◆ Task objective
Make an exact copy of the listing below.

Collection entries:
################
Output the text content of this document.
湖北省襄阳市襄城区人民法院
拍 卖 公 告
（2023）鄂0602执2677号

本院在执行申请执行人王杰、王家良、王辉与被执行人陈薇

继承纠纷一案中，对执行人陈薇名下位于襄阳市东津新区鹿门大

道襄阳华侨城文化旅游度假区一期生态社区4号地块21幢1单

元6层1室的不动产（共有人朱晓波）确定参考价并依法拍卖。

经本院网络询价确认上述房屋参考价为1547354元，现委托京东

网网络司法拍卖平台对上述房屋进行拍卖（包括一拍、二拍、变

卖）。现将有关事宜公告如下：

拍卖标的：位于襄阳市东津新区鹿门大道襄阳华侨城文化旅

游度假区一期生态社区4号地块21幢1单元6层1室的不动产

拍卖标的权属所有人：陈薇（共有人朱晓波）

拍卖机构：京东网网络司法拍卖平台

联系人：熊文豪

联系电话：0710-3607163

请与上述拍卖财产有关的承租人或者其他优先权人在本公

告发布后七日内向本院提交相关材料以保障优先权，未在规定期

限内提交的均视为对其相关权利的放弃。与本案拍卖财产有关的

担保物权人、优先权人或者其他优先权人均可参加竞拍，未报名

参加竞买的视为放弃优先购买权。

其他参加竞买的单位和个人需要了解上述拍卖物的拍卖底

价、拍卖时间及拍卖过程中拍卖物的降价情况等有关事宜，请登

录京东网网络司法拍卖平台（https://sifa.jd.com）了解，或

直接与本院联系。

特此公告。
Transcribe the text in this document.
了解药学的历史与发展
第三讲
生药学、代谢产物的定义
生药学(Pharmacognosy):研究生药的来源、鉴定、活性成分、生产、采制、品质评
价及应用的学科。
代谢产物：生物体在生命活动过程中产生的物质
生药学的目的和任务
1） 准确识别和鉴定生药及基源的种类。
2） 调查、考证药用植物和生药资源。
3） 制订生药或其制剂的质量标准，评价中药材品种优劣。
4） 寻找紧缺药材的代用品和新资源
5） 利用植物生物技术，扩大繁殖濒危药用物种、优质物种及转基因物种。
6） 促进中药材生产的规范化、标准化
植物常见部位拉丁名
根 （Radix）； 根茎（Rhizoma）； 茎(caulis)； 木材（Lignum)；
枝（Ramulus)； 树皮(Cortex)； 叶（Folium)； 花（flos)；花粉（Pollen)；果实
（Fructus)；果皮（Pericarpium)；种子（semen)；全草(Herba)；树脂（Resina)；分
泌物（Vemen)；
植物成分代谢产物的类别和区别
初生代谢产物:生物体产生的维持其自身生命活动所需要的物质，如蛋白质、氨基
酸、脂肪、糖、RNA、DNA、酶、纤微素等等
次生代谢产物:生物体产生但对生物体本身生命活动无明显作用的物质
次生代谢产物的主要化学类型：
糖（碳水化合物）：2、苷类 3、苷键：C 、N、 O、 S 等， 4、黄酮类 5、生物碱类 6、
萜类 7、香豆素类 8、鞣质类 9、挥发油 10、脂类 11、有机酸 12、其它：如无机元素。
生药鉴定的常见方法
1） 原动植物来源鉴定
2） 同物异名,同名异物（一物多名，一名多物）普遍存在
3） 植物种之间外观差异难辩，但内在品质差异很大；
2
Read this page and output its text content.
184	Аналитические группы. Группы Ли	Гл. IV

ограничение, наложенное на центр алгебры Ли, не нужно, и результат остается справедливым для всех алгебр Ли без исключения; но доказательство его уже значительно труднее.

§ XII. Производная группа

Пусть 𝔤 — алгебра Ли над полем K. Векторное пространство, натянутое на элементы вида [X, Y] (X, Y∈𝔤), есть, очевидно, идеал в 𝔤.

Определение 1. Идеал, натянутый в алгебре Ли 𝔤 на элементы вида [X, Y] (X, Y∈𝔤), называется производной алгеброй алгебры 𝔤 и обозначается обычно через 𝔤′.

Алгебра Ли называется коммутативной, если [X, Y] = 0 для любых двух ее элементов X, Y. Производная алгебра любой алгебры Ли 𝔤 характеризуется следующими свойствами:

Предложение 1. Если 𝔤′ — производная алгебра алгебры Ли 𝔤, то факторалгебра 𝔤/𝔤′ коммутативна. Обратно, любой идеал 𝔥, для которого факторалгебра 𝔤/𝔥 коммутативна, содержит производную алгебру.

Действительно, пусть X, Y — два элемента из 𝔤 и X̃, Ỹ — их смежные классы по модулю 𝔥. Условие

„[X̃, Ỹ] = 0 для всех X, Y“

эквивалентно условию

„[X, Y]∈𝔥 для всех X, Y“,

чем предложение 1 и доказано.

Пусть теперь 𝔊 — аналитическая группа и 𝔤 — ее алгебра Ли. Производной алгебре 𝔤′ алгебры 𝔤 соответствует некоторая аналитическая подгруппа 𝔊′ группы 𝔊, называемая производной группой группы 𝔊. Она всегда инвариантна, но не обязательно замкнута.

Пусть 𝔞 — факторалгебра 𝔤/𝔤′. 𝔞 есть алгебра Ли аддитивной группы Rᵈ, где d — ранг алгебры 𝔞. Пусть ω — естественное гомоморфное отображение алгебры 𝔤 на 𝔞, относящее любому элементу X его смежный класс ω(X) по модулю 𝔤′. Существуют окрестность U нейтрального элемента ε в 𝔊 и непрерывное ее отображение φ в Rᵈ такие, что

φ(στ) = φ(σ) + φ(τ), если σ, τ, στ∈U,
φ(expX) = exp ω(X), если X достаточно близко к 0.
################
◆ Solution for this task
Output the text content of this document.
湖北省襄阳市襄城区人民法院
拍 卖 公 告
（2023）鄂0602执2677号

本院在执行申请执行人王杰、王家良、王辉与被执行人陈薇

继承纠纷一案中，对执行人陈薇名下位于襄阳市东津新区鹿门大

道襄阳华侨城文化旅游度假区一期生态社区4号地块21幢1单

元6层1室的不动产（共有人朱晓波）确定参考价并依法拍卖。

经本院网络询价确认上述房屋参考价为1547354元，现委托京东

网网络司法拍卖平台对上述房屋进行拍卖（包括一拍、二拍、变

卖）。现将有关事宜公告如下：

拍卖标的：位于襄阳市东津新区鹿门大道襄阳华侨城文化旅

游度假区一期生态社区4号地块21幢1单元6层1室的不动产

拍卖标的权属所有人：陈薇（共有人朱晓波）

拍卖机构：京东网网络司法拍卖平台

联系人：熊文豪

联系电话：0710-3607163

请与上述拍卖财产有关的承租人或者其他优先权人在本公

告发布后七日内向本院提交相关材料以保障优先权，未在规定期

限内提交的均视为对其相关权利的放弃。与本案拍卖财产有关的

担保物权人、优先权人或者其他优先权人均可参加竞拍，未报名

参加竞买的视为放弃优先购买权。

其他参加竞买的单位和个人需要了解上述拍卖物的拍卖底

价、拍卖时间及拍卖过程中拍卖物的降价情况等有关事宜，请登

录京东网网络司法拍卖平台（https://sifa.jd.com）了解，或

直接与本院联系。

特此公告。
Transcribe the text in this document.
了解药学的历史与发展
第三讲
生药学、代谢产物的定义
生药学(Pharmacognosy):研究生药的来源、鉴定、活性成分、生产、采制、品质评
价及应用的学科。
代谢产物：生物体在生命活动过程中产生的物质
生药学的目的和任务
1） 准确识别和鉴定生药及基源的种类。
2） 调查、考证药用植物和生药资源。
3） 制订生药或其制剂的质量标准，评价中药材品种优劣。
4） 寻找紧缺药材的代用品和新资源
5） 利用植物生物技术，扩大繁殖濒危药用物种、优质物种及转基因物种。
6） 促进中药材生产的规范化、标准化
植物常见部位拉丁名
根 （Radix）； 根茎（Rhizoma）； 茎(caulis)； 木材（Lignum)；
枝（Ramulus)； 树皮(Cortex)； 叶（Folium)； 花（flos)；花粉（Pollen)；果实
（Fructus)；果皮（Pericarpium)；种子（semen)；全草(Herba)；树脂（Resina)；分
泌物（Vemen)；
植物成分代谢产物的类别和区别
初生代谢产物:生物体产生的维持其自身生命活动所需要的物质，如蛋白质、氨基
酸、脂肪、糖、RNA、DNA、酶、纤微素等等
次生代谢产物:生物体产生但对生物体本身生命活动无明显作用的物质
次生代谢产物的主要化学类型：
糖（碳水化合物）：2、苷类 3、苷键：C 、N、 O、 S 等， 4、黄酮类 5、生物碱类 6、
萜类 7、香豆素类 8、鞣质类 9、挥发油 10、脂类 11、有机酸 12、其它：如无机元素。
生药鉴定的常见方法
1） 原动植物来源鉴定
2） 同物异名,同名异物（一物多名，一名多物）普遍存在
3） 植物种之间外观差异难辩，但内在品质差异很大；
2
Read this page and output its text content.
184	Аналитические группы. Группы Ли	Гл. IV

ограничение, наложенное на центр алгебры Ли, не нужно, и результат остается справедливым для всех алгебр Ли без исключения; но доказательство его уже значительно труднее.

§ XII. Производная группа

Пусть 𝔤 — алгебра Ли над полем K. Векторное пространство, натянутое на элементы вида [X, Y] (X, Y∈𝔤), есть, очевидно, идеал в 𝔤.

Определение 1. Идеал, натянутый в алгебре Ли 𝔤 на элементы вида [X, Y] (X, Y∈𝔤), называется производной алгеброй алгебры 𝔤 и обозначается обычно через 𝔤′.

Алгебра Ли называется коммутативной, если [X, Y] = 0 для любых двух ее элементов X, Y. Производная алгебра любой алгебры Ли 𝔤 характеризуется следующими свойствами:

Предложение 1. Если 𝔤′ — производная алгебра алгебры Ли 𝔤, то факторалгебра 𝔤/𝔤′ коммутативна. Обратно, любой идеал 𝔥, для которого факторалгебра 𝔤/𝔥 коммутативна, содержит производную алгебру.

Действительно, пусть X, Y — два элемента из 𝔤 и X̃, Ỹ — их смежные классы по модулю 𝔥. Условие

„[X̃, Ỹ] = 0 для всех X, Y“

эквивалентно условию

„[X, Y]∈𝔥 для всех X, Y“,

чем предложение 1 и доказано.

Пусть теперь 𝔊 — аналитическая группа и 𝔤 — ее алгебра Ли. Производной алгебре 𝔤′ алгебры 𝔤 соответствует некоторая аналитическая подгруппа 𝔊′ группы 𝔊, называемая производной группой группы 𝔊. Она всегда инвариантна, но не обязательно замкнута.

Пусть 𝔞 — факторалгебра 𝔤/𝔤′. 𝔞 есть алгебра Ли аддитивной группы Rᵈ, где d — ранг алгебры 𝔞. Пусть ω — естественное гомоморфное отображение алгебры 𝔤 на 𝔞, относящее любому элементу X его смежный класс ω(X) по модулю 𝔤′. Существуют окрестность U нейтрального элемента ε в 𝔊 и непрерывное ее отображение φ в Rᵈ такие, что

φ(στ) = φ(σ) + φ(τ), если σ, τ, στ∈U,
φ(expX) = exp ω(X), если X достаточно близко к 0.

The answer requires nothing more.